**REQUIRED WORK**: Output each line exactly as it appears, skipping any embedded picture.

▬▬▬▬▬▬

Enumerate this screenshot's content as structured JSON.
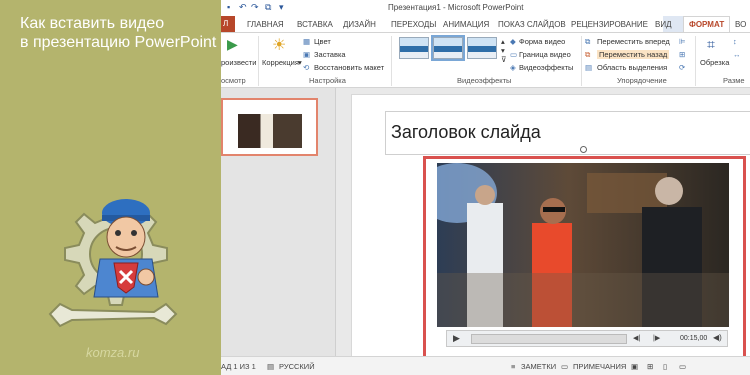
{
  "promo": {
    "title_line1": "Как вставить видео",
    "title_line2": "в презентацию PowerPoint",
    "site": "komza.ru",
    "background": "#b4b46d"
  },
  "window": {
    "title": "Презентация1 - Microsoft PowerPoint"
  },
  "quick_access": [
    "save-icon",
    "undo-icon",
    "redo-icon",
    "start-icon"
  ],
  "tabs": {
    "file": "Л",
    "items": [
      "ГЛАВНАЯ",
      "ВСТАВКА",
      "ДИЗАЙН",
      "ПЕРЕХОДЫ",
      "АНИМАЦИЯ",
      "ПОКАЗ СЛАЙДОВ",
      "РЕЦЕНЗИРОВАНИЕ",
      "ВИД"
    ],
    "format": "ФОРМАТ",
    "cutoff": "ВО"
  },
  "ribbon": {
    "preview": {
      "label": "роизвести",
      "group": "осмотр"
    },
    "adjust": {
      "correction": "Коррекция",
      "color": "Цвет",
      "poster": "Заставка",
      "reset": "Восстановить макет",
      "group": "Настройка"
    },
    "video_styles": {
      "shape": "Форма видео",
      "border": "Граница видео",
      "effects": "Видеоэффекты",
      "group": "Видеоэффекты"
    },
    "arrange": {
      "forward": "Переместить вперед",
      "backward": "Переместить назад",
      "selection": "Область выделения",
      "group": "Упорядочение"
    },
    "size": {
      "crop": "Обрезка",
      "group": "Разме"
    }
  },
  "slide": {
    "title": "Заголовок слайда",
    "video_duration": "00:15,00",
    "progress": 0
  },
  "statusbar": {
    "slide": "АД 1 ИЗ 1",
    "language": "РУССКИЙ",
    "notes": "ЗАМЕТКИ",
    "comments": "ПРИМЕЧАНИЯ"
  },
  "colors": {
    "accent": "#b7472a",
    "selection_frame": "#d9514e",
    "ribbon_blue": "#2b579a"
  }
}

▬▬▬▬▬▬

**THE OUTPUT**:
Enumerate this screenshot's content as structured JSON.
{
  "promo": {
    "title_line1": "Как вставить видео",
    "title_line2": "в презентацию PowerPoint",
    "site": "komza.ru",
    "background": "#b4b46d"
  },
  "window": {
    "title": "Презентация1 - Microsoft PowerPoint"
  },
  "quick_access": [
    "save-icon",
    "undo-icon",
    "redo-icon",
    "start-icon"
  ],
  "tabs": {
    "file": "Л",
    "items": [
      "ГЛАВНАЯ",
      "ВСТАВКА",
      "ДИЗАЙН",
      "ПЕРЕХОДЫ",
      "АНИМАЦИЯ",
      "ПОКАЗ СЛАЙДОВ",
      "РЕЦЕНЗИРОВАНИЕ",
      "ВИД"
    ],
    "format": "ФОРМАТ",
    "cutoff": "ВО"
  },
  "ribbon": {
    "preview": {
      "label": "роизвести",
      "group": "осмотр"
    },
    "adjust": {
      "correction": "Коррекция",
      "color": "Цвет",
      "poster": "Заставка",
      "reset": "Восстановить макет",
      "group": "Настройка"
    },
    "video_styles": {
      "shape": "Форма видео",
      "border": "Граница видео",
      "effects": "Видеоэффекты",
      "group": "Видеоэффекты"
    },
    "arrange": {
      "forward": "Переместить вперед",
      "backward": "Переместить назад",
      "selection": "Область выделения",
      "group": "Упорядочение"
    },
    "size": {
      "crop": "Обрезка",
      "group": "Разме"
    }
  },
  "slide": {
    "title": "Заголовок слайда",
    "video_duration": "00:15,00",
    "progress": 0
  },
  "statusbar": {
    "slide": "АД 1 ИЗ 1",
    "language": "РУССКИЙ",
    "notes": "ЗАМЕТКИ",
    "comments": "ПРИМЕЧАНИЯ"
  },
  "colors": {
    "accent": "#b7472a",
    "selection_frame": "#d9514e",
    "ribbon_blue": "#2b579a"
  }
}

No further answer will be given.